◆ **DOCUMENT SEGMENT**:
“Latino Art is often not integrated into the narrative of American Art” –Minimalistic artist, Jessie Amado
The world of art is known for its very different, and sometimes weird and beautiful, perspectives of artists. We present different contemporary voices from prestigious galleries, such as: “Y Qué?”, “Young Latinos Artists” and so much more.
A Navajo and Chicana artist, Chacon is prominent muralist. We all have done some garabato on our notebooks at school, but Chacon made it into a career! She began doing graffiti as a protest for feminist’s rights, and then began doing acrylic paintings. She is recognized as an artist whose paintings try to place women in the contemporary era. Recently, she revealed Apart Together at “Y Qué?” Exhibition in Austin, TX.
We go down hasta Puerto Rico with the amazing Olga Albizu. Her paintings have vivid colors and geometrical figures, which are mesmerizing and can instantly catch a viewer’s attention. Chica, if anyone knows how to master the abstract, it is Albizu. She has studied with German painters and has sold her paintings to museums in Paris.
Natalia Anciso, she is one of the known artists who emphasizes borders. Her paintings are recognized for sharing a story with her viewers about the life near border of US-Mexico; one of the paintings that describe this type of life is Pinches Rinches. She uses the word “Rinches” to form a reference for the Texas Ranches illustrating the sad and discouraging behavior these people make on the lives of millions of migrants along the US-Mexican border zone. So chica, if you want to know more about life near the edges, you should look at Anciso’s artworks.

◆ **INFORMATION PROVIDED**:

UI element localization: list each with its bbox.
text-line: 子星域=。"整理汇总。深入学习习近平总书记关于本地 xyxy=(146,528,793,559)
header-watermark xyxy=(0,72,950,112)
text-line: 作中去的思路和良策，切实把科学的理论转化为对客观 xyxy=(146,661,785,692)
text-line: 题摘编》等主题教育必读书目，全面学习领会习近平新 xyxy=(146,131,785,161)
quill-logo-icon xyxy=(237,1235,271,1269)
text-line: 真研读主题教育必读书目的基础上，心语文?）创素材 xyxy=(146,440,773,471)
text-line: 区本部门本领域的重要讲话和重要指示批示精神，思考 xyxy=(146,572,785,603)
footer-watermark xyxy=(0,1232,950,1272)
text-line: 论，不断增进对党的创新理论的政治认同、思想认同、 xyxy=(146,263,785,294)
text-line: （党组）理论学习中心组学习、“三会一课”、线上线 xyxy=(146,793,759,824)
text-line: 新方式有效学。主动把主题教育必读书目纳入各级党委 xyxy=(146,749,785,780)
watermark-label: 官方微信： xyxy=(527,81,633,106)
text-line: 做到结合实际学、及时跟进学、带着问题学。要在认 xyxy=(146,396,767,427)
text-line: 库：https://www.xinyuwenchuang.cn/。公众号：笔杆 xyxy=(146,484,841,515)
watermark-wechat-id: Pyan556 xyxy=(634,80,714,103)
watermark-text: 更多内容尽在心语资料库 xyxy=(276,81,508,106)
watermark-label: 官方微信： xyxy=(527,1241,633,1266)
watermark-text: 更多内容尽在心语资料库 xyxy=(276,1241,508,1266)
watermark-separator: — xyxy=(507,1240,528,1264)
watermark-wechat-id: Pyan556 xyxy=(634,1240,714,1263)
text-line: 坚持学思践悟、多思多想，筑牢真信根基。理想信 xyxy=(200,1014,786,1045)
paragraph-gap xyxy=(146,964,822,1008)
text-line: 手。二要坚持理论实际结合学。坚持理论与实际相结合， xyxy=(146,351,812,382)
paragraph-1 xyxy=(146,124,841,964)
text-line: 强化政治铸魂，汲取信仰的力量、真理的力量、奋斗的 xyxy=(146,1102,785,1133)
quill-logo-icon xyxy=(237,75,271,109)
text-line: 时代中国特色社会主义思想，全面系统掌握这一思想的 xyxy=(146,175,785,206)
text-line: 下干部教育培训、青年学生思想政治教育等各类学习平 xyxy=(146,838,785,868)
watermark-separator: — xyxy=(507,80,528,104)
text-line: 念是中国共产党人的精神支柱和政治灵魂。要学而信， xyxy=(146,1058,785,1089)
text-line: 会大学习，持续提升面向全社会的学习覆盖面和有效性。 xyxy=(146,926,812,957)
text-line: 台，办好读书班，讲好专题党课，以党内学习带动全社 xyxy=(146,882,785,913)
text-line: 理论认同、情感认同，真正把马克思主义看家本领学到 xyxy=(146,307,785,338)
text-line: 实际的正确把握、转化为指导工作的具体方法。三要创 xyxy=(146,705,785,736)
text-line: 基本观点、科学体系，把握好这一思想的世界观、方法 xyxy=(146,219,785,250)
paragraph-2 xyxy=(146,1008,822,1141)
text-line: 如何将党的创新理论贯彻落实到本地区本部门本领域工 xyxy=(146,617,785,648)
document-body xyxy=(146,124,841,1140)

◆ **DIRECTIONS**:
a – Say whether each statement agrees with the article on Latino artists. Answer yes or no for each, and quote the words from the article that decide it.
(i) Olga Albizu has sold her paintings to museums in Paris.
(ii) Chacon did acrylic paintings before she started doing graffiti.
(iii) Natalia Anciso's painting Pinches Rinches shows life near the US-Mexico border.
b – According to the article on Latino artists, where did Chacon recently reveal Apart Together?
c – Pick up the article on Latino artists after its last sentence and keep it going.

◆ **ACTIVITY ANSWERS**:
a –
(i) Yes: "has sold her paintings to museums in Paris"
(ii) No: "She began doing graffiti as a protest for feminist’s rights, and then began doing acrylic paintings."
(iii) Yes: "one of the paintings that describe this type of life is Pinches Rinches"

b – At the "Y Qué?" Exhibition in Austin, TX.

c –
Hernandez has made massive works in galleries, such as The Juarez Series, The Adam and Eve Series and Expo Line Station Santa Monica. Her paintings emphasize surrealism in its higher presentation. She specializes in pastel paintings, and has made a great contribution to the western aesthetic tradition.
Gonzalez, the girl from Texas, showcases feminism in her zines and paintings. A couple of her exhibitions include Feminized, Converge, and Art as Activism and Craft of Time: Essential for Craft Labor. Her paintings portray the feminism side of the contemporary youth.
This Puerto Rican descendent is actually one of the few that portrays Latino America and Puerto Rico in her paintings. Although her portraits is her preference, her painting is heavily influenced by her daily life and activities. She is a great example of how embracing yourself as a women and as a Latina in a self-portrait is both moving and a form of creative expression. We should follow her example, chicas!